Instruction> Give back all the data exactly, line by line.

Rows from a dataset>
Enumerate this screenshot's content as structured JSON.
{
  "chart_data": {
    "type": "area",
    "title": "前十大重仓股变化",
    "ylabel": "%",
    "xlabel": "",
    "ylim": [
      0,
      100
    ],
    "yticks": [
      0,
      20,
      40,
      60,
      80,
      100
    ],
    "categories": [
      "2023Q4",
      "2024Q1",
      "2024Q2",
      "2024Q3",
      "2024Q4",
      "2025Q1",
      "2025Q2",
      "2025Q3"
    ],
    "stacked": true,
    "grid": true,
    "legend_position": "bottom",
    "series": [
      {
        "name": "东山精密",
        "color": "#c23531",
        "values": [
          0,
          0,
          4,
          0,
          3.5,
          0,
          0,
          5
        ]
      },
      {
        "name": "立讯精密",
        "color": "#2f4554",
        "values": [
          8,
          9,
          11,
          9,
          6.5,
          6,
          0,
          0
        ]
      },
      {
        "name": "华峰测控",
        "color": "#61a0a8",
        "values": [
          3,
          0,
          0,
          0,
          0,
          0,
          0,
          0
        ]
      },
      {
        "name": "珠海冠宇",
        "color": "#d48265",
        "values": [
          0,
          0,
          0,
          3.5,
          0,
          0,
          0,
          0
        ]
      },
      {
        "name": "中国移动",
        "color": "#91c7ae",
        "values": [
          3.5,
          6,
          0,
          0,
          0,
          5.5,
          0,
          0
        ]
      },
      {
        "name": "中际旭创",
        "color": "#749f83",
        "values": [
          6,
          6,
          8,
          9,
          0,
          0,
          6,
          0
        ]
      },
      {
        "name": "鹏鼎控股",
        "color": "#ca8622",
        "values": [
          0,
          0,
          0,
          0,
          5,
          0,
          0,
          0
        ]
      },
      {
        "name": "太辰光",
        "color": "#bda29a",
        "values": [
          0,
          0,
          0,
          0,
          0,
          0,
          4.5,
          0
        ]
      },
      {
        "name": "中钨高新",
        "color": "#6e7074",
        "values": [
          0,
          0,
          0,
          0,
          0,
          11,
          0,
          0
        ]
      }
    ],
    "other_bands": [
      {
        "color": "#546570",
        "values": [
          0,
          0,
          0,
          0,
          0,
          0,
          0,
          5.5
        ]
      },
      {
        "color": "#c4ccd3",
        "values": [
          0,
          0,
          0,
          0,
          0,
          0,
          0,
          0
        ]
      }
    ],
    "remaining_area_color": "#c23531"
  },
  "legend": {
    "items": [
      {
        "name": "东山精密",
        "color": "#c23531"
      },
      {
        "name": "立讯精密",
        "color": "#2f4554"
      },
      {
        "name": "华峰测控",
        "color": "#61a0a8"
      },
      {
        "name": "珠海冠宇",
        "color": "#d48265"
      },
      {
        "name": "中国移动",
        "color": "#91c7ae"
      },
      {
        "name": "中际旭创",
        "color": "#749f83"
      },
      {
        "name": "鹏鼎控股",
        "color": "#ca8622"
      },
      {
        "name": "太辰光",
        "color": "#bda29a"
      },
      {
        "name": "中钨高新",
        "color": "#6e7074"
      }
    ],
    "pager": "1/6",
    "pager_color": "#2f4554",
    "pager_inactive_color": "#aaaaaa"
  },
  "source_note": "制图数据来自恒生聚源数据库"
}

Written response>
Enumerate this screenshot's content as structured JSON.
{
  "chart_data": {
    "type": "area",
    "title": "前十大重仓股变化",
    "ylabel": "%",
    "xlabel": "",
    "ylim": [
      0,
      100
    ],
    "yticks": [
      0,
      20,
      40,
      60,
      80,
      100
    ],
    "categories": [
      "2023Q4",
      "2024Q1",
      "2024Q2",
      "2024Q3",
      "2024Q4",
      "2025Q1",
      "2025Q2",
      "2025Q3"
    ],
    "stacked": true,
    "grid": true,
    "legend_position": "bottom",
    "series": [
      {
        "name": "东山精密",
        "color": "#c23531",
        "values": [
          0,
          0,
          4,
          0,
          3.5,
          0,
          0,
          5
        ]
      },
      {
        "name": "立讯精密",
        "color": "#2f4554",
        "values": [
          8,
          9,
          11,
          9,
          6.5,
          6,
          0,
          0
        ]
      },
      {
        "name": "华峰测控",
        "color": "#61a0a8",
        "values": [
          3,
          0,
          0,
          0,
          0,
          0,
          0,
          0
        ]
      },
      {
        "name": "珠海冠宇",
        "color": "#d48265",
        "values": [
          0,
          0,
          0,
          3.5,
          0,
          0,
          0,
          0
        ]
      },
      {
        "name": "中国移动",
        "color": "#91c7ae",
        "values": [
          3.5,
          6,
          0,
          0,
          0,
          5.5,
          0,
          0
        ]
      },
      {
        "name": "中际旭创",
        "color": "#749f83",
        "values": [
          6,
          6,
          8,
          9,
          0,
          0,
          6,
          0
        ]
      },
      {
        "name": "鹏鼎控股",
        "color": "#ca8622",
        "values": [
          0,
          0,
          0,
          0,
          5,
          0,
          0,
          0
        ]
      },
      {
        "name": "太辰光",
        "color": "#bda29a",
        "values": [
          0,
          0,
          0,
          0,
          0,
          0,
          4.5,
          0
        ]
      },
      {
        "name": "中钨高新",
        "color": "#6e7074",
        "values": [
          0,
          0,
          0,
          0,
          0,
          11,
          0,
          0
        ]
      }
    ],
    "other_bands": [
      {
        "color": "#546570",
        "values": [
          0,
          0,
          0,
          0,
          0,
          0,
          0,
          5.5
        ]
      },
      {
        "color": "#c4ccd3",
        "values": [
          0,
          0,
          0,
          0,
          0,
          0,
          0,
          0
        ]
      }
    ],
    "remaining_area_color": "#c23531"
  },
  "legend": {
    "items": [
      {
        "name": "东山精密",
        "color": "#c23531"
      },
      {
        "name": "立讯精密",
        "color": "#2f4554"
      },
      {
        "name": "华峰测控",
        "color": "#61a0a8"
      },
      {
        "name": "珠海冠宇",
        "color": "#d48265"
      },
      {
        "name": "中国移动",
        "color": "#91c7ae"
      },
      {
        "name": "中际旭创",
        "color": "#749f83"
      },
      {
        "name": "鹏鼎控股",
        "color": "#ca8622"
      },
      {
        "name": "太辰光",
        "color": "#bda29a"
      },
      {
        "name": "中钨高新",
        "color": "#6e7074"
      }
    ],
    "pager": "1/6",
    "pager_color": "#2f4554",
    "pager_inactive_color": "#aaaaaa"
  },
  "source_note": "制图数据来自恒生聚源数据库"
}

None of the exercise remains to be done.